OBJECTIVE: Reproduce all of the data exactly, with no line skipped.

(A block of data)
★ ★ ★
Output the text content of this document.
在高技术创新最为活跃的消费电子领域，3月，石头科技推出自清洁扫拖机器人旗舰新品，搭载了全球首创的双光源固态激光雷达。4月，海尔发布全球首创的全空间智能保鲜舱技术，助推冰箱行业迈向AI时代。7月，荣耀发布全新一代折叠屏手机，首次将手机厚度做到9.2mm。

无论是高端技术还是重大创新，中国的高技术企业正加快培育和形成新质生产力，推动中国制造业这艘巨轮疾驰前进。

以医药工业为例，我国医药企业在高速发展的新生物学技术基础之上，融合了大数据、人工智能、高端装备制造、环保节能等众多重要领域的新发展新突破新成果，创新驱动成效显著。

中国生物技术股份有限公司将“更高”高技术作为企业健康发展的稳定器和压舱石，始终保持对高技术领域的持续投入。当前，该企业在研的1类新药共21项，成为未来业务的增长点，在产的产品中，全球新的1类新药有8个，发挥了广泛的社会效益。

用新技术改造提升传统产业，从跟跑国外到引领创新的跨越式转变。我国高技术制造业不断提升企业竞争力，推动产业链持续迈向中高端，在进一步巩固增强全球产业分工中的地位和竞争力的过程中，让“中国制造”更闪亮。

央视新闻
★ ★ ★
ANSWER TO THIS EXERCISE:
Output the text content of this document.
在高技术创新最为活跃的消费电子领域，3月，石头科技推出自清洁扫拖机器人旗舰新品，搭载了全球首创的双光源固态激光雷达。4月，海尔发布全球首创的全空间智能保鲜舱技术，助推冰箱行业迈向AI时代。7月，荣耀发布全新一代折叠屏手机，首次将手机厚度做到9.2mm。

无论是高端技术还是重大创新，中国的高技术企业正加快培育和形成新质生产力，推动中国制造业这艘巨轮疾驰前进。

以医药工业为例，我国医药企业在高速发展的新生物学技术基础之上，融合了大数据、人工智能、高端装备制造、环保节能等众多重要领域的新发展新突破新成果，创新驱动成效显著。

中国生物技术股份有限公司将“更高”高技术作为企业健康发展的稳定器和压舱石，始终保持对高技术领域的持续投入。当前，该企业在研的1类新药共21项，成为未来业务的增长点，在产的产品中，全球新的1类新药有8个，发挥了广泛的社会效益。

用新技术改造提升传统产业，从跟跑国外到引领创新的跨越式转变。我国高技术制造业不断提升企业竞争力，推动产业链持续迈向中高端，在进一步巩固增强全球产业分工中的地位和竞争力的过程中，让“中国制造”更闪亮。

央视新闻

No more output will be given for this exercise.